### DATA SUPPLIED
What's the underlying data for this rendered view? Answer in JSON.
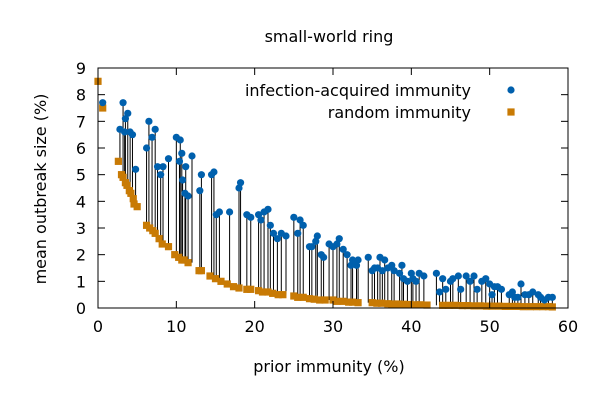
{
  "chart_data": {
    "type": "scatter",
    "title": "small-world ring",
    "xlabel": "prior immunity (%)",
    "ylabel": "mean outbreak size (%)",
    "xlim": [
      0,
      60
    ],
    "ylim": [
      0,
      9
    ],
    "xticks": [
      "0",
      "10",
      "20",
      "30",
      "40",
      "50",
      "60"
    ],
    "yticks": [
      "0",
      "1",
      "2",
      "3",
      "4",
      "5",
      "6",
      "7",
      "8",
      "9"
    ],
    "legend_position": "top-right",
    "grid": false,
    "series": [
      {
        "name": "infection-acquired immunity",
        "color": "#0060ad",
        "marker": "circle",
        "points": [
          [
            0.6,
            7.7
          ],
          [
            3.2,
            7.7
          ],
          [
            3.5,
            7.1
          ],
          [
            3.8,
            7.3
          ],
          [
            3.4,
            6.6
          ],
          [
            4.1,
            6.6
          ],
          [
            4.4,
            6.5
          ],
          [
            2.8,
            6.7
          ],
          [
            4.8,
            5.2
          ],
          [
            6.5,
            7.0
          ],
          [
            6.2,
            6.0
          ],
          [
            6.9,
            6.4
          ],
          [
            7.3,
            6.7
          ],
          [
            7.6,
            5.3
          ],
          [
            8.3,
            5.3
          ],
          [
            8.0,
            5.0
          ],
          [
            9.0,
            5.6
          ],
          [
            10.0,
            6.4
          ],
          [
            10.5,
            6.3
          ],
          [
            10.7,
            5.8
          ],
          [
            10.4,
            5.5
          ],
          [
            11.2,
            5.3
          ],
          [
            10.8,
            4.8
          ],
          [
            11.1,
            4.3
          ],
          [
            11.5,
            4.2
          ],
          [
            12.0,
            5.7
          ],
          [
            13.2,
            5.0
          ],
          [
            13.0,
            4.4
          ],
          [
            14.5,
            5.0
          ],
          [
            14.8,
            5.1
          ],
          [
            15.1,
            3.5
          ],
          [
            15.5,
            3.6
          ],
          [
            16.8,
            3.6
          ],
          [
            18.2,
            4.7
          ],
          [
            18.0,
            4.5
          ],
          [
            19.0,
            3.5
          ],
          [
            19.5,
            3.4
          ],
          [
            20.5,
            3.5
          ],
          [
            20.8,
            3.3
          ],
          [
            21.2,
            3.6
          ],
          [
            21.7,
            3.7
          ],
          [
            22.0,
            3.1
          ],
          [
            22.4,
            2.8
          ],
          [
            22.9,
            2.6
          ],
          [
            23.4,
            2.8
          ],
          [
            24.0,
            2.7
          ],
          [
            25.0,
            3.4
          ],
          [
            25.5,
            2.8
          ],
          [
            25.8,
            3.3
          ],
          [
            26.2,
            3.1
          ],
          [
            27.0,
            2.3
          ],
          [
            27.3,
            2.3
          ],
          [
            27.8,
            2.5
          ],
          [
            28.0,
            2.7
          ],
          [
            28.5,
            2.0
          ],
          [
            28.8,
            1.9
          ],
          [
            29.5,
            2.4
          ],
          [
            30.0,
            2.3
          ],
          [
            30.5,
            2.4
          ],
          [
            30.8,
            2.6
          ],
          [
            31.3,
            2.2
          ],
          [
            31.8,
            2.0
          ],
          [
            32.3,
            1.6
          ],
          [
            32.5,
            1.8
          ],
          [
            33.0,
            1.6
          ],
          [
            33.2,
            1.8
          ],
          [
            34.5,
            1.9
          ],
          [
            35.0,
            1.4
          ],
          [
            35.3,
            1.5
          ],
          [
            35.7,
            1.5
          ],
          [
            36.0,
            1.9
          ],
          [
            36.3,
            1.4
          ],
          [
            36.6,
            1.8
          ],
          [
            37.0,
            1.5
          ],
          [
            37.5,
            1.6
          ],
          [
            37.8,
            1.4
          ],
          [
            38.5,
            1.3
          ],
          [
            38.8,
            1.6
          ],
          [
            39.0,
            1.1
          ],
          [
            39.5,
            1.0
          ],
          [
            40.0,
            1.3
          ],
          [
            40.2,
            1.1
          ],
          [
            40.6,
            1.0
          ],
          [
            41.0,
            1.3
          ],
          [
            41.6,
            1.2
          ],
          [
            43.2,
            1.3
          ],
          [
            43.6,
            0.6
          ],
          [
            44.0,
            1.1
          ],
          [
            44.4,
            0.7
          ],
          [
            45.0,
            1.0
          ],
          [
            45.3,
            1.1
          ],
          [
            46.0,
            1.2
          ],
          [
            46.3,
            0.7
          ],
          [
            47.0,
            1.2
          ],
          [
            47.5,
            1.0
          ],
          [
            48.0,
            1.2
          ],
          [
            48.4,
            0.7
          ],
          [
            49.0,
            1.0
          ],
          [
            49.5,
            1.1
          ],
          [
            50.0,
            0.9
          ],
          [
            50.3,
            0.5
          ],
          [
            50.6,
            0.8
          ],
          [
            51.0,
            0.8
          ],
          [
            51.5,
            0.7
          ],
          [
            52.5,
            0.5
          ],
          [
            52.9,
            0.6
          ],
          [
            53.2,
            0.4
          ],
          [
            53.6,
            0.4
          ],
          [
            54.0,
            0.9
          ],
          [
            54.5,
            0.5
          ],
          [
            55.0,
            0.5
          ],
          [
            55.5,
            0.6
          ],
          [
            56.2,
            0.5
          ],
          [
            56.5,
            0.4
          ],
          [
            57.0,
            0.3
          ],
          [
            57.5,
            0.4
          ],
          [
            58.0,
            0.4
          ]
        ]
      },
      {
        "name": "random immunity",
        "color": "#c87a04",
        "marker": "square",
        "points": [
          [
            0.0,
            8.5
          ],
          [
            0.6,
            7.5
          ],
          [
            2.6,
            5.5
          ],
          [
            3.0,
            5.0
          ],
          [
            3.2,
            4.9
          ],
          [
            3.5,
            4.7
          ],
          [
            3.7,
            4.6
          ],
          [
            4.0,
            4.4
          ],
          [
            4.2,
            4.3
          ],
          [
            4.5,
            4.1
          ],
          [
            4.6,
            3.9
          ],
          [
            5.0,
            3.8
          ],
          [
            6.2,
            3.1
          ],
          [
            6.6,
            3.0
          ],
          [
            7.0,
            2.9
          ],
          [
            7.3,
            2.8
          ],
          [
            7.8,
            2.6
          ],
          [
            8.2,
            2.4
          ],
          [
            9.0,
            2.3
          ],
          [
            9.8,
            2.0
          ],
          [
            10.3,
            1.9
          ],
          [
            10.7,
            1.8
          ],
          [
            11.0,
            1.8
          ],
          [
            11.5,
            1.7
          ],
          [
            12.9,
            1.4
          ],
          [
            13.2,
            1.4
          ],
          [
            14.3,
            1.2
          ],
          [
            15.0,
            1.1
          ],
          [
            15.7,
            1.0
          ],
          [
            16.5,
            0.9
          ],
          [
            17.3,
            0.8
          ],
          [
            18.0,
            0.75
          ],
          [
            19.0,
            0.7
          ],
          [
            19.5,
            0.7
          ],
          [
            20.5,
            0.65
          ],
          [
            21.0,
            0.6
          ],
          [
            21.7,
            0.6
          ],
          [
            22.3,
            0.55
          ],
          [
            23.0,
            0.5
          ],
          [
            23.6,
            0.5
          ],
          [
            25.0,
            0.45
          ],
          [
            25.5,
            0.4
          ],
          [
            26.2,
            0.4
          ],
          [
            27.0,
            0.35
          ],
          [
            27.6,
            0.33
          ],
          [
            28.3,
            0.3
          ],
          [
            29.0,
            0.3
          ],
          [
            30.0,
            0.3
          ],
          [
            30.5,
            0.25
          ],
          [
            31.3,
            0.25
          ],
          [
            32.0,
            0.22
          ],
          [
            32.5,
            0.22
          ],
          [
            33.2,
            0.2
          ],
          [
            35.0,
            0.2
          ],
          [
            35.6,
            0.18
          ],
          [
            36.2,
            0.18
          ],
          [
            37.0,
            0.16
          ],
          [
            37.5,
            0.15
          ],
          [
            38.3,
            0.15
          ],
          [
            39.0,
            0.14
          ],
          [
            39.8,
            0.13
          ],
          [
            40.5,
            0.12
          ],
          [
            41.2,
            0.12
          ],
          [
            42.0,
            0.11
          ],
          [
            44.0,
            0.1
          ],
          [
            44.8,
            0.1
          ],
          [
            45.6,
            0.1
          ],
          [
            46.5,
            0.09
          ],
          [
            47.2,
            0.09
          ],
          [
            48.0,
            0.08
          ],
          [
            48.8,
            0.08
          ],
          [
            49.6,
            0.07
          ],
          [
            50.3,
            0.07
          ],
          [
            51.2,
            0.07
          ],
          [
            52.0,
            0.06
          ],
          [
            52.8,
            0.06
          ],
          [
            53.5,
            0.06
          ],
          [
            54.3,
            0.05
          ],
          [
            55.2,
            0.05
          ],
          [
            56.0,
            0.05
          ],
          [
            56.8,
            0.05
          ],
          [
            57.5,
            0.05
          ],
          [
            58.0,
            0.04
          ]
        ]
      }
    ]
  }
}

### REQUIREMENTS
Copy all lines from the material that include "immunity".

### FINISHED EXERCISE
    "xlabel": "prior immunity (%)",
        "name": "infection-acquired immunity",
        "name": "random immunity",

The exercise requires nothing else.